■ **EXERCISE GOAL**
Pick out the lines below that contain the string "Table" and copy them all.

----------

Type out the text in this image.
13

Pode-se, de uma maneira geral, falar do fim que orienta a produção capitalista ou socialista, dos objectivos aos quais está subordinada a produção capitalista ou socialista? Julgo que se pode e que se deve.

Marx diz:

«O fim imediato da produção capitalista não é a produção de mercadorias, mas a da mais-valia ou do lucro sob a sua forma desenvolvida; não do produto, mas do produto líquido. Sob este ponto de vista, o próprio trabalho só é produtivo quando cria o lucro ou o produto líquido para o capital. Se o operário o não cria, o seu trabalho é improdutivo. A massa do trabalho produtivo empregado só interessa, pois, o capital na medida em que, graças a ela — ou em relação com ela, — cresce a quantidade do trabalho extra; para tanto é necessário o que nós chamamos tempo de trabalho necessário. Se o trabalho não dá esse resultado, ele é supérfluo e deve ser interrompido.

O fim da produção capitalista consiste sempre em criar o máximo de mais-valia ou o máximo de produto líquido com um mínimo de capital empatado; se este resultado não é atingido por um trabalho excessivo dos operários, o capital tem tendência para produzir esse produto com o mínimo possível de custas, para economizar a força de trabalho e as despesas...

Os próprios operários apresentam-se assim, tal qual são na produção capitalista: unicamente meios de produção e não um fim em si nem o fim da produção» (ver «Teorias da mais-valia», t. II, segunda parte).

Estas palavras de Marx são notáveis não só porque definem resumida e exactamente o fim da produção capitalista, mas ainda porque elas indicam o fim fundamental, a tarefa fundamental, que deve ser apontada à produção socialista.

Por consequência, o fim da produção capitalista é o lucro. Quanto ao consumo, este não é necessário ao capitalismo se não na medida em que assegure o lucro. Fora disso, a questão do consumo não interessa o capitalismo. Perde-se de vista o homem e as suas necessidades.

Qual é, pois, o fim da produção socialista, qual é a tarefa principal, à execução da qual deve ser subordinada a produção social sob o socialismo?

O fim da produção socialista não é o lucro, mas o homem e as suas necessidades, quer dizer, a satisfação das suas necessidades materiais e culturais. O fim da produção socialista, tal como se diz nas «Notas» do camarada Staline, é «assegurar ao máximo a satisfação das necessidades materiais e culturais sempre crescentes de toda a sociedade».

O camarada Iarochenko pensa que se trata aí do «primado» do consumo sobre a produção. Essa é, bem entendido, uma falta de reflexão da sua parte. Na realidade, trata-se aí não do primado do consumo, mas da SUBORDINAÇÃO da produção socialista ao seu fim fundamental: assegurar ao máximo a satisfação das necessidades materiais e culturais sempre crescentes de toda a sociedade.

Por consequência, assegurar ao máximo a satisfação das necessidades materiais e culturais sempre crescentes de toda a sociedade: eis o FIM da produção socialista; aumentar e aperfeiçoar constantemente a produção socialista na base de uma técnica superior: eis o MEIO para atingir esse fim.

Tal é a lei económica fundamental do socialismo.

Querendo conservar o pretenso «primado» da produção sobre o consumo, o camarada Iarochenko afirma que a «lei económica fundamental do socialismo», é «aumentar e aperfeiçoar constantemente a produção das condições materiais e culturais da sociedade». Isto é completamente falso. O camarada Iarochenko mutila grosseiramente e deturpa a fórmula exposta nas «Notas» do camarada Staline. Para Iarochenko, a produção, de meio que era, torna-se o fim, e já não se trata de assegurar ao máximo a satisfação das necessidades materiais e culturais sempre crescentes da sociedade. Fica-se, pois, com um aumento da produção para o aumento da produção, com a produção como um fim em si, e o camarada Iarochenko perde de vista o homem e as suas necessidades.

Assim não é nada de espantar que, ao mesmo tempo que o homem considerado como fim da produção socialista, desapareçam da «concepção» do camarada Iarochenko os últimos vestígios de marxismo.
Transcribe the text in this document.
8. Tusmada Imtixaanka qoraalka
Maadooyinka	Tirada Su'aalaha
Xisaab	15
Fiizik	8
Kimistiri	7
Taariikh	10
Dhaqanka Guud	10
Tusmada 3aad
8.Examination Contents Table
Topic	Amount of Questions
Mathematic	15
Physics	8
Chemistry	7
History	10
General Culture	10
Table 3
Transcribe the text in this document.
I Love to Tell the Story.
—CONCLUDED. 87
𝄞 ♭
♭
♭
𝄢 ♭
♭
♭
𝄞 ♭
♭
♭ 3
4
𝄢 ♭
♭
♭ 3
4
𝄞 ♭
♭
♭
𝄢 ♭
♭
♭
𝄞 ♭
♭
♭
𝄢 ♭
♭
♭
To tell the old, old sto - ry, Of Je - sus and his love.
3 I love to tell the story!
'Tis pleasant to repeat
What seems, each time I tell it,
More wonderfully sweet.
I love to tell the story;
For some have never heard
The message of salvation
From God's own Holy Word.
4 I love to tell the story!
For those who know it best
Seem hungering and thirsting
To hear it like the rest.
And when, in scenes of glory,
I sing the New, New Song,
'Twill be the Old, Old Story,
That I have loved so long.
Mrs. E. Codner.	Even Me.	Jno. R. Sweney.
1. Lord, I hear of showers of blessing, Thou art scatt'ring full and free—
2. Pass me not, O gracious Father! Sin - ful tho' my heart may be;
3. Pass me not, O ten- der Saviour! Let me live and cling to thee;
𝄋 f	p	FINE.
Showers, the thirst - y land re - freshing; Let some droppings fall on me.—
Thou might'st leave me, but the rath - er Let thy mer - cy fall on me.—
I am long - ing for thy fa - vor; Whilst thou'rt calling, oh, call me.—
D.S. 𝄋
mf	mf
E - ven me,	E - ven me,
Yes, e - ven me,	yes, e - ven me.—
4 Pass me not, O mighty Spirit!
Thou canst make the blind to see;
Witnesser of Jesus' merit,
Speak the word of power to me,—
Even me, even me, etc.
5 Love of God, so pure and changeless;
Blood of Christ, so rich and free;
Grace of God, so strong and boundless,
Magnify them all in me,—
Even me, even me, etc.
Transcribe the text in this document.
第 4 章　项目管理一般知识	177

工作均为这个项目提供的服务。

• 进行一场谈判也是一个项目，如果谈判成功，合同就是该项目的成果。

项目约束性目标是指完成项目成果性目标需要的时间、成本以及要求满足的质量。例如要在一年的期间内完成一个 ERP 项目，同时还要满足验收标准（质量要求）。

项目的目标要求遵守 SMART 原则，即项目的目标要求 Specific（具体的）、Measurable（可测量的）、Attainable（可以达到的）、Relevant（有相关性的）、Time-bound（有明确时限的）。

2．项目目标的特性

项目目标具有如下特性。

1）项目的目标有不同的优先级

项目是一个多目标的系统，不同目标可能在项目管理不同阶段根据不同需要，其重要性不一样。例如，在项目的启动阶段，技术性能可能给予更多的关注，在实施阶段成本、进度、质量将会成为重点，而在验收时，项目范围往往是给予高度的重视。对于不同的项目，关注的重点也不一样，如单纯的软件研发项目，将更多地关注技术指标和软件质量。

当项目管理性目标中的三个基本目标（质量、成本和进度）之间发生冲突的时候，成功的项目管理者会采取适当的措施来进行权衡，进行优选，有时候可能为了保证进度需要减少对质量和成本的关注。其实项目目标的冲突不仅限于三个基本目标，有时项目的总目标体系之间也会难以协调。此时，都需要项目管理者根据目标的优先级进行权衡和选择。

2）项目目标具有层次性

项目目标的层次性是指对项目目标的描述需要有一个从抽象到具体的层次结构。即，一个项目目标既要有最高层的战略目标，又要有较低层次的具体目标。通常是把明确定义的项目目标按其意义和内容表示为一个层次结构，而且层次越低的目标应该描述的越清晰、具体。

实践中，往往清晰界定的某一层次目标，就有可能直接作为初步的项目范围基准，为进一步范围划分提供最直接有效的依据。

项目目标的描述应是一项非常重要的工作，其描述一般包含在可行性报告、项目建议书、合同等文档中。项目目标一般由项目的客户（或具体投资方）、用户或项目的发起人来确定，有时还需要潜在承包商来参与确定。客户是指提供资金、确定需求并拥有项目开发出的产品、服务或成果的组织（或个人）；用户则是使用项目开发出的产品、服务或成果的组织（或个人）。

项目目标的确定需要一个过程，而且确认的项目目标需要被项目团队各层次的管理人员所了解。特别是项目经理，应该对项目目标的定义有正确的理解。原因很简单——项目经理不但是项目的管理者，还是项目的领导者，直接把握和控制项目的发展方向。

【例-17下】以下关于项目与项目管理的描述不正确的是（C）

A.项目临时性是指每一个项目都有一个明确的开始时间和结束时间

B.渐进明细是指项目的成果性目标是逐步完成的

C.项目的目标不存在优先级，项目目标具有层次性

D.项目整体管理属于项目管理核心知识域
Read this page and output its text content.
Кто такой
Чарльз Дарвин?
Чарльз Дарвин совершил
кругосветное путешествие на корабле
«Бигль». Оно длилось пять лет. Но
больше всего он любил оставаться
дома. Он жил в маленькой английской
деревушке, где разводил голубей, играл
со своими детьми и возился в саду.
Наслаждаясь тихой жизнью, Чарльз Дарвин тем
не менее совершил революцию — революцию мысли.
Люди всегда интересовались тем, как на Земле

----------

■ **SOLUTION TO THIS PROBLEM**
8.Examination Contents Table
Table 3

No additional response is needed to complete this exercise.